▶ **Stated exercise**
Pull every line that holds the word "this" from the entries.

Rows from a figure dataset
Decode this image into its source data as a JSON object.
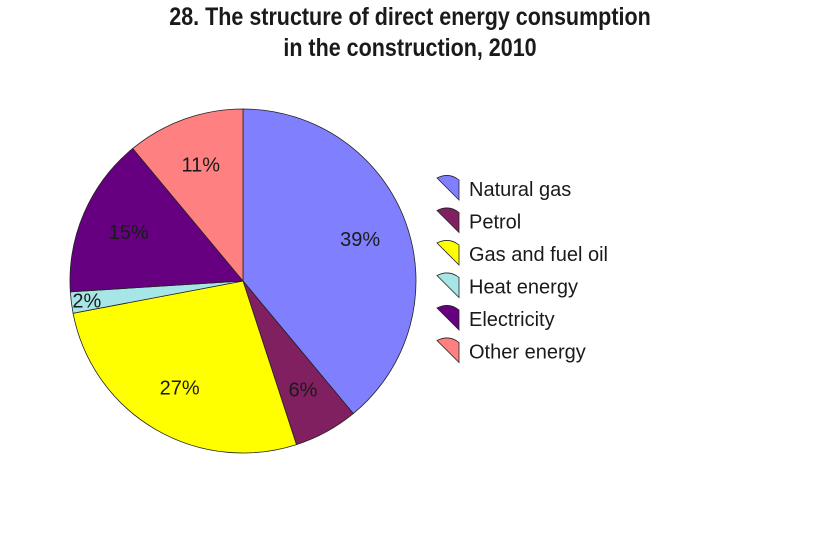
{
  "chart_data": {
    "type": "pie",
    "title": [
      "28. The structure of direct energy consumption",
      "in the construction, 2010"
    ],
    "slices": [
      {
        "name": "Natural gas",
        "value": 39,
        "label": "39%",
        "color": "#8080ff"
      },
      {
        "name": "Petrol",
        "value": 6,
        "label": "6%",
        "color": "#802060"
      },
      {
        "name": "Gas and fuel oil",
        "value": 27,
        "label": "27%",
        "color": "#ffff00"
      },
      {
        "name": "Heat energy",
        "value": 2,
        "label": "2%",
        "color": "#a6e6e6"
      },
      {
        "name": "Electricity",
        "value": 15,
        "label": "15%",
        "color": "#660080"
      },
      {
        "name": "Other energy",
        "value": 11,
        "label": "11%",
        "color": "#ff8080"
      }
    ],
    "start_angle": "12 o'clock",
    "direction": "clockwise",
    "legend_position": "right"
  }
}
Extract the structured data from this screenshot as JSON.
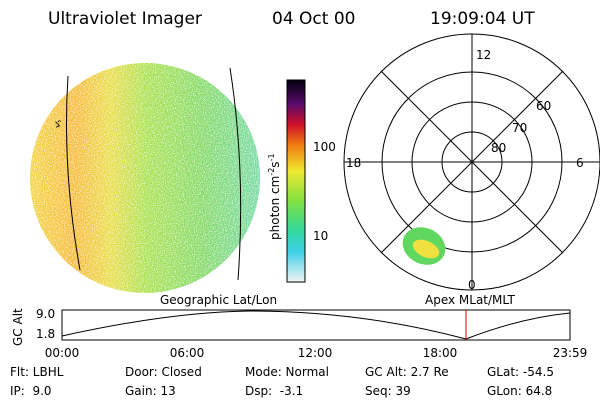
{
  "header": {
    "instrument": "Ultraviolet Imager",
    "date": "04 Oct 00",
    "time": "19:09:04 UT"
  },
  "colorbar": {
    "unit": "photon cm",
    "exp1": "-2",
    "unit2": "s",
    "exp2": "-1",
    "ticks": [
      "100",
      "10"
    ]
  },
  "polar": {
    "mlt": [
      "12",
      "18",
      "6",
      "0"
    ],
    "mlat": [
      "60",
      "70",
      "80"
    ]
  },
  "disk": {
    "marker": "ゞ"
  },
  "strip": {
    "axis_label": "GC Alt",
    "y_labels": [
      "9.0",
      "1.8"
    ],
    "left_title": "Geographic Lat/Lon",
    "right_title": "Apex MLat/MLT",
    "times": [
      "00:00",
      "06:00",
      "12:00",
      "18:00",
      "23:59"
    ]
  },
  "info": {
    "rows": [
      [
        "Flt: LBHL",
        "Door: Closed",
        "Mode: Normal",
        "GC Alt: 2.7 Re",
        "GLat: -54.5"
      ],
      [
        "IP:  9.0",
        "Gain: 13",
        "Dsp:  -3.1",
        "Seq: 39",
        "GLon: 64.8"
      ]
    ]
  }
}
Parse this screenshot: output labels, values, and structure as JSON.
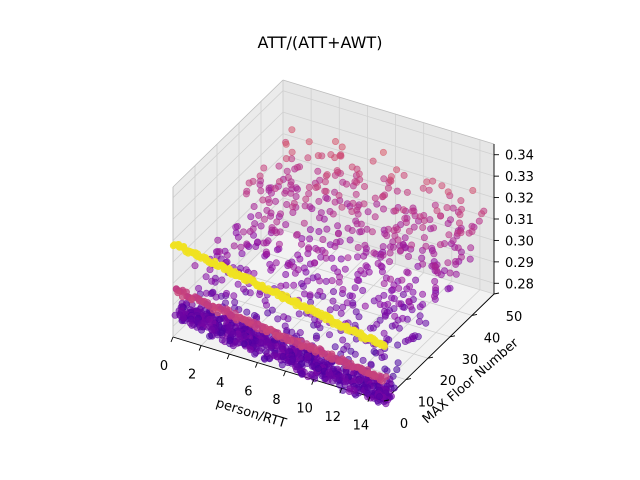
{
  "chart_data": {
    "type": "scatter",
    "projection": "3d",
    "title": "ATT/(ATT+AWT)",
    "xlabel": "person/RTT",
    "ylabel": "MAX Floor Number",
    "zlabel": "",
    "xlim": [
      0,
      15
    ],
    "ylim": [
      0,
      50
    ],
    "zlim": [
      0.275,
      0.345
    ],
    "xticks": [
      "0",
      "2",
      "4",
      "6",
      "8",
      "10",
      "12",
      "14"
    ],
    "yticks": [
      "0",
      "10",
      "20",
      "30",
      "40",
      "50"
    ],
    "zticks": [
      "0.28",
      "0.29",
      "0.30",
      "0.31",
      "0.32",
      "0.33",
      "0.34"
    ],
    "colormap": "plasma",
    "grid": true,
    "point_groups": [
      {
        "description": "dense cluster at MAX Floor Number ~ 0-5",
        "x_range": [
          0,
          15
        ],
        "y_range": [
          0,
          6
        ],
        "z_range": [
          0.275,
          0.29
        ],
        "colors": [
          "#5c01a6",
          "#7e03a8"
        ]
      },
      {
        "description": "line at MAX Floor Number = 0",
        "x_range": [
          0,
          15
        ],
        "y": 0,
        "z_start": 0.318,
        "z_end": 0.3,
        "color": "#f0f921"
      },
      {
        "description": "line at MAX Floor Number = 0",
        "x_range": [
          0,
          15
        ],
        "y": 0,
        "z_start": 0.296,
        "z_end": 0.284,
        "color": "#cc4778"
      },
      {
        "description": "spread cloud at MAX Floor Number 5-50",
        "x_range": [
          0,
          15
        ],
        "y_range": [
          5,
          50
        ],
        "z_range": [
          0.28,
          0.335
        ],
        "colors": [
          "#5c01a6",
          "#9c179e",
          "#cc4778",
          "#e16462"
        ]
      }
    ]
  }
}
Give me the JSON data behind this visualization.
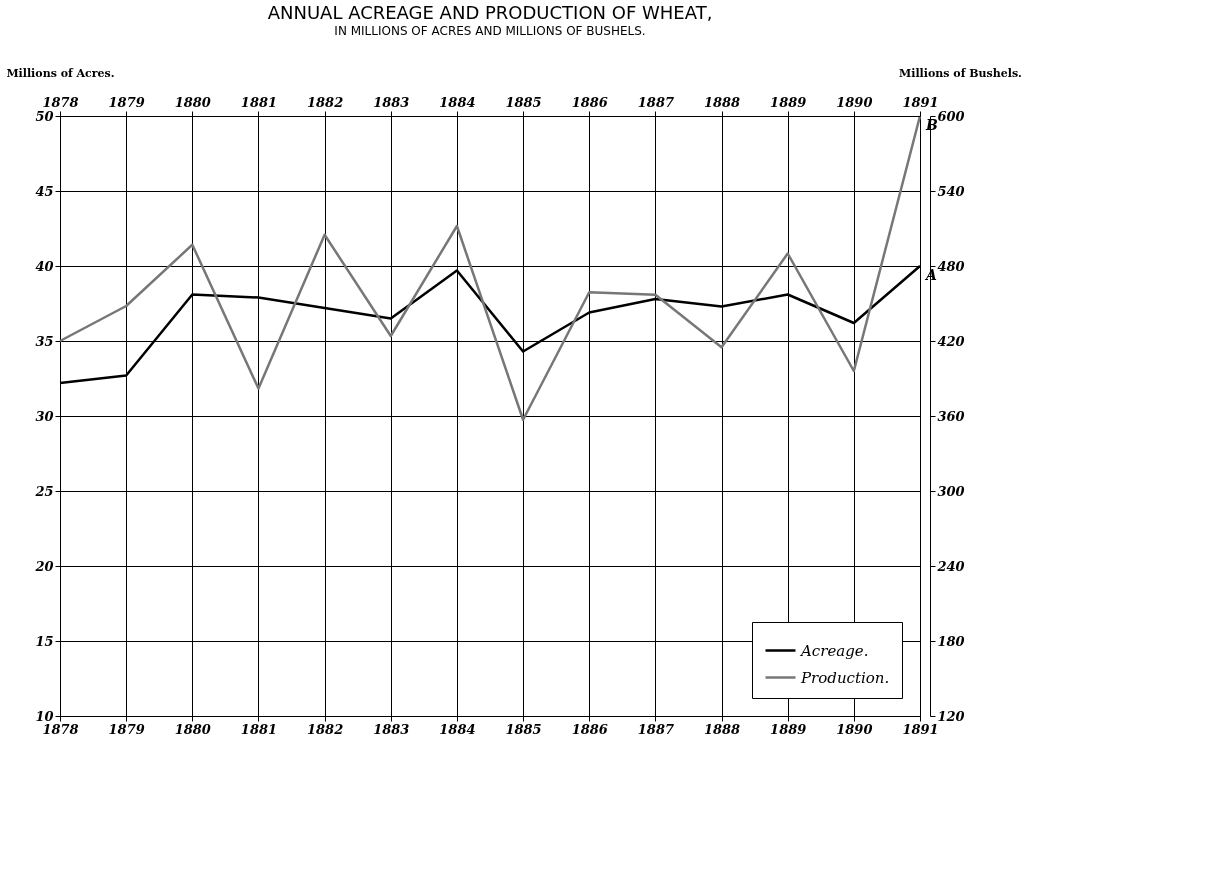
{
  "chart_data": {
    "type": "line",
    "title": "ANNUAL ACREAGE AND PRODUCTION OF WHEAT,",
    "subtitle": "IN MILLIONS OF ACRES AND MILLIONS OF BUSHELS.",
    "ylabel": "Millions of Acres.",
    "y2label": "Millions of Bushels.",
    "x": [
      1878,
      1879,
      1880,
      1881,
      1882,
      1883,
      1884,
      1885,
      1886,
      1887,
      1888,
      1889,
      1890,
      1891
    ],
    "series": [
      {
        "name": "Acreage.",
        "color": "#000000",
        "values": [
          32.2,
          32.7,
          38.1,
          37.9,
          37.2,
          36.5,
          39.7,
          34.3,
          36.9,
          37.8,
          37.3,
          38.1,
          36.2,
          40.0
        ]
      },
      {
        "name": "Production.",
        "color": "#777777",
        "axis": "y2",
        "values": [
          420,
          448,
          497,
          382,
          505,
          424,
          512,
          357,
          459,
          457,
          415,
          490,
          396,
          600
        ]
      }
    ],
    "xlim": [
      1878,
      1891
    ],
    "xticks": [
      1878,
      1879,
      1880,
      1881,
      1882,
      1883,
      1884,
      1885,
      1886,
      1887,
      1888,
      1889,
      1890,
      1891
    ],
    "x2lim": [
      1878,
      1891
    ],
    "x2ticks": [
      1878,
      1879,
      1880,
      1881,
      1882,
      1883,
      1884,
      1885,
      1886,
      1887,
      1888,
      1889,
      1890,
      1891
    ],
    "ylim": [
      10,
      50
    ],
    "yticks": [
      10,
      15,
      20,
      25,
      30,
      35,
      40,
      45,
      50
    ],
    "y2lim": [
      120,
      600
    ],
    "y2ticks": [
      120,
      180,
      240,
      300,
      360,
      420,
      480,
      540,
      600
    ],
    "annotations": [
      "A",
      "B"
    ],
    "grid": true,
    "legend": "bottom right",
    "marker": "none",
    "line_style": "solid"
  }
}
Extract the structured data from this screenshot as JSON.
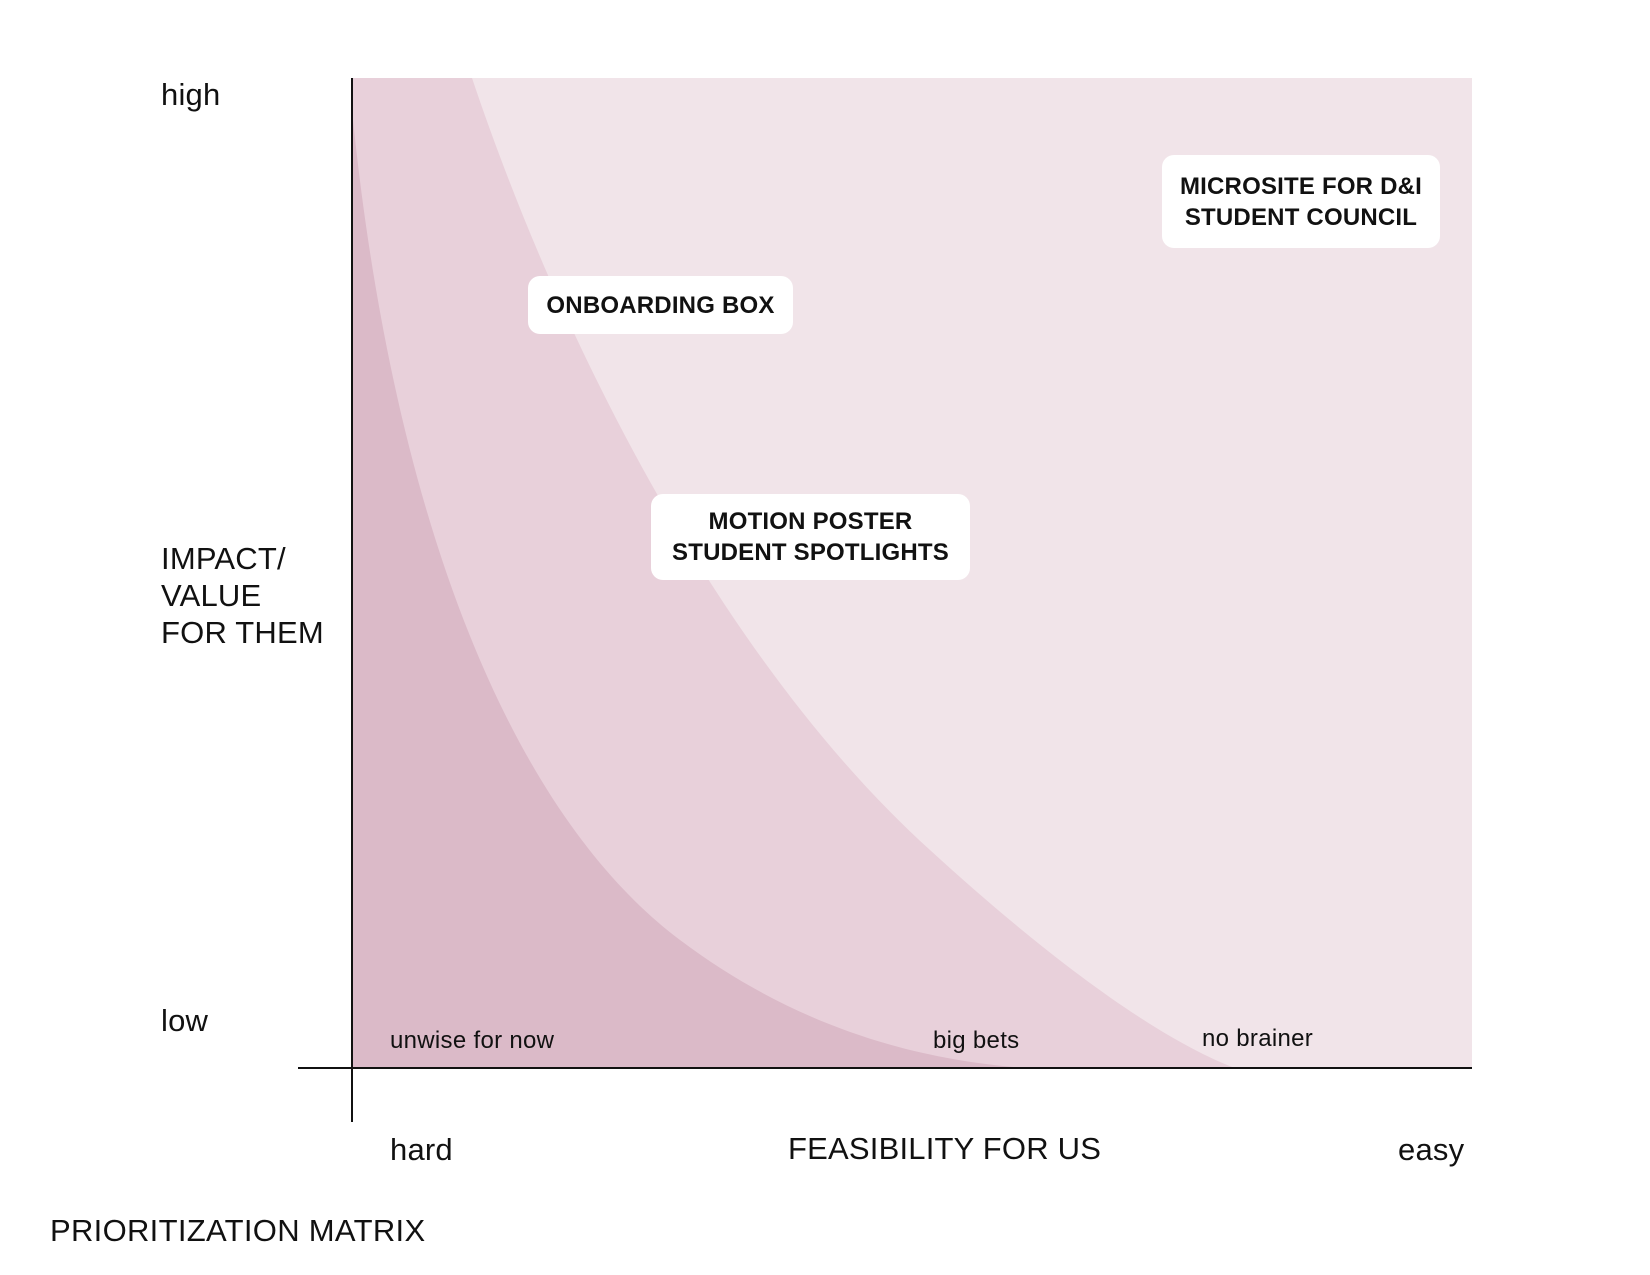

▶ **Reply**
Decode this image into its source data as a JSON object.
Extract the structured data from this screenshot as JSON.
Parse this screenshot: output labels, values, and structure as JSON.
Give me the JSON data behind this visualization.
Extract the structured data from this screenshot as JSON.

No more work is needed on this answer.